===== Data extract

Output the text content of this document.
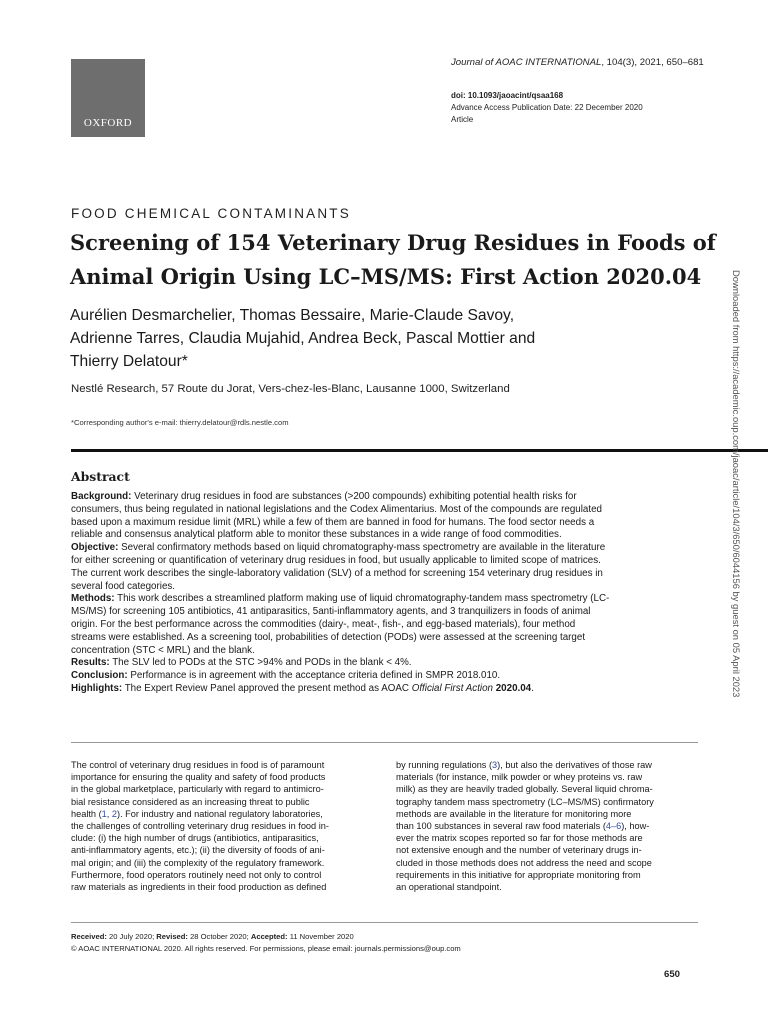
OXFORD
Journal of AOAC INTERNATIONAL, 104(3), 2021, 650–681
doi: 10.1093/jaoacint/qsaa168
Advance Access Publication Date: 22 December 2020
Article
FOOD CHEMICAL CONTAMINANTS
Screening of 154 Veterinary Drug Residues in Foods of
Animal Origin Using LC–MS/MS: First Action 2020.04
Aurélien Desmarchelier, Thomas Bessaire, Marie-Claude Savoy,
Adrienne Tarres, Claudia Mujahid, Andrea Beck, Pascal Mottier and
Thierry Delatour*
Nestlé Research, 57 Route du Jorat, Vers-chez-les-Blanc, Lausanne 1000, Switzerland
*Corresponding author's e-mail: thierry.delatour@rdls.nestle.com
Abstract
Background: Veterinary drug residues in food are substances (>200 compounds) exhibiting potential health risks for
consumers, thus being regulated in national legislations and the Codex Alimentarius. Most of the compounds are regulated
based upon a maximum residue limit (MRL) while a few of them are banned in food for humans. The food sector needs a
reliable and consensus analytical platform able to monitor these substances in a wide range of food commodities.
Objective: Several confirmatory methods based on liquid chromatography-mass spectrometry are available in the literature
for either screening or quantification of veterinary drug residues in food, but usually applicable to limited scope of matrices.
The current work describes the single-laboratory validation (SLV) of a method for screening 154 veterinary drug residues in
several food categories.
Methods: This work describes a streamlined platform making use of liquid chromatography-tandem mass spectrometry (LC-
MS/MS) for screening 105 antibiotics, 41 antiparasitics, 5anti-inflammatory agents, and 3 tranquilizers in foods of animal
origin. For the best performance across the commodities (dairy-, meat-, fish-, and egg-based materials), four method
streams were established. As a screening tool, probabilities of detection (PODs) were assessed at the screening target
concentration (STC < MRL) and the blank.
Results: The SLV led to PODs at the STC >94% and PODs in the blank < 4%.
Conclusion: Performance is in agreement with the acceptance criteria defined in SMPR 2018.010.
Highlights: The Expert Review Panel approved the present method as AOAC Official First Action 2020.04.
The control of veterinary drug residues in food is of paramount
importance for ensuring the quality and safety of food products
in the global marketplace, particularly with regard to antimicro-
bial resistance considered as an increasing threat to public
health (1, 2). For industry and national regulatory laboratories,
the challenges of controlling veterinary drug residues in food in-
clude: (i) the high number of drugs (antibiotics, antiparasitics,
anti-inflammatory agents, etc.); (ii) the diversity of foods of ani-
mal origin; and (iii) the complexity of the regulatory framework.
Furthermore, food operators routinely need not only to control
raw materials as ingredients in their food production as defined
by running regulations (3), but also the derivatives of those raw
materials (for instance, milk powder or whey proteins vs. raw
milk) as they are heavily traded globally. Several liquid chroma-
tography tandem mass spectrometry (LC–MS/MS) confirmatory
methods are available in the literature for monitoring more
than 100 substances in several raw food materials (4–6), how-
ever the matrix scopes reported so far for those methods are
not extensive enough and the number of veterinary drugs in-
cluded in those methods does not address the need and scope
requirements in this initiative for appropriate monitoring from
an operational standpoint.
Received: 20 July 2020; Revised: 28 October 2020; Accepted: 11 November 2020
© AOAC INTERNATIONAL 2020. All rights reserved. For permissions, please email: journals.permissions@oup.com
650
Downloaded from https://academic.oup.com/jaoac/article/104/3/650/6044156 by guest on 05 April 2023
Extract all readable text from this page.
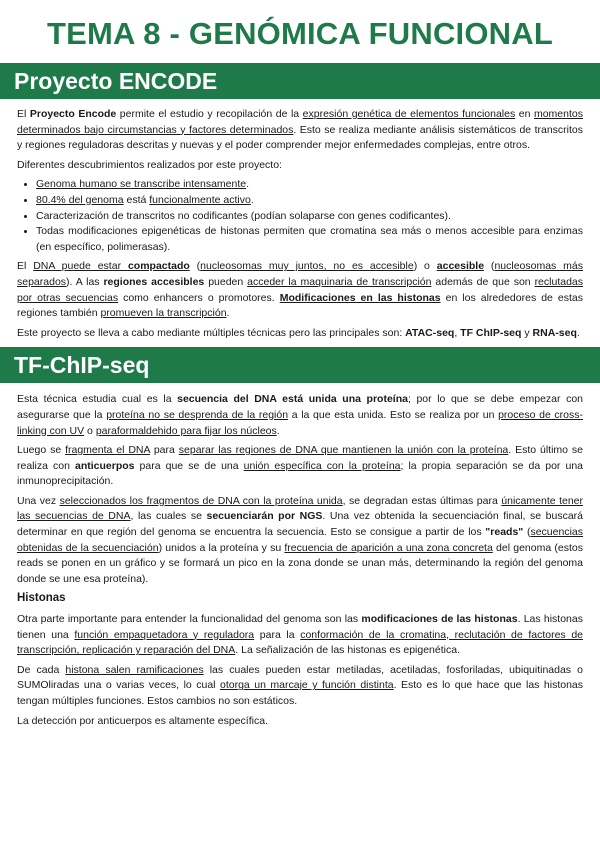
TEMA 8 - GENÓMICA FUNCIONAL
Proyecto ENCODE

El Proyecto Encode permite el estudio y recopilación de la expresión genética de elementos funcionales en momentos determinados bajo circumstancias y factores determinados. Esto se realiza mediante análisis sistemáticos de transcritos y regiones reguladoras descritas y nuevas y el poder comprender mejor enfermedades complejas, entre otros.

Diferentes descubrimientos realizados por este proyecto:

• Genoma humano se transcribe intensamente.
• 80.4% del genoma está funcionalmente activo.
• Caracterización de transcritos no codificantes (podían solaparse con genes codificantes).
• Todas modificaciones epigenéticas de histonas permiten que cromatina sea más o menos accesible para enzimas (en específico, polimerasas).

El DNA puede estar compactado (nucleosomas muy juntos, no es accesible) o accesible (nucleosomas más separados). A las regiones accesibles pueden acceder la maquinaria de transcripción además de que son reclutadas por otras secuencias como enhancers o promotores. Modificaciones en las histonas en los alrededores de estas regiones también promueven la transcripción.

Este proyecto se lleva a cabo mediante múltiples técnicas pero las principales son: ATAC-seq, TF ChIP-seq y RNA-seq.

TF-ChIP-seq

Esta técnica estudia cual es la secuencia del DNA está unida una proteína; por lo que se debe empezar con asegurarse que la proteína no se desprenda de la región a la que esta unida. Esto se realiza por un proceso de cross-linking con UV o paraformaldehido para fijar los núcleos.

Luego se fragmenta el DNA para separar las regiones de DNA que mantienen la unión con la proteína. Esto último se realiza con anticuerpos para que se de una unión específica con la proteína; la propia separación se da por una inmunoprecipitación.

Una vez seleccionados los fragmentos de DNA con la proteína unida, se degradan estas últimas para únicamente tener las secuencias de DNA, las cuales se secuenciarán por NGS. Una vez obtenida la secuenciación final, se buscará determinar en que región del genoma se encuentra la secuencia. Esto se consigue a partir de los "reads" (secuencias obtenidas de la secuenciación) unidos a la proteína y su frecuencia de aparición a una zona concreta del genoma (estos reads se ponen en un gráfico y se formará un pico en la zona donde se unan más, determinando la región del genoma donde se une esa proteína).

Histonas

Otra parte importante para entender la funcionalidad del genoma son las modificaciones de las histonas. Las histonas tienen una función empaquetadora y reguladora para la conformación de la cromatina, reclutación de factores de transcripción, replicación y reparación del DNA. La señalización de las histonas es epigenética.

De cada histona salen ramificaciones las cuales pueden estar metiladas, acetiladas, fosforiladas, ubiquitinadas o SUMOliradas una o varias veces, lo cual otorga un marcaje y función distinta. Esto es lo que hace que las histonas tengan múltiples funciones. Estos cambios no son estáticos.

La detección por anticuerpos es altamente específica.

==========

Problem description: Show each line in the data where the string "liquid" appears.

Task answer:
Objective: Several confirmatory methods based on liquid chromatography-mass spectrometry are available in the literature
Methods: This work describes a streamlined platform making use of liquid chromatography-tandem mass spectrometry (LC-
milk) as they are heavily traded globally. Several liquid chroma-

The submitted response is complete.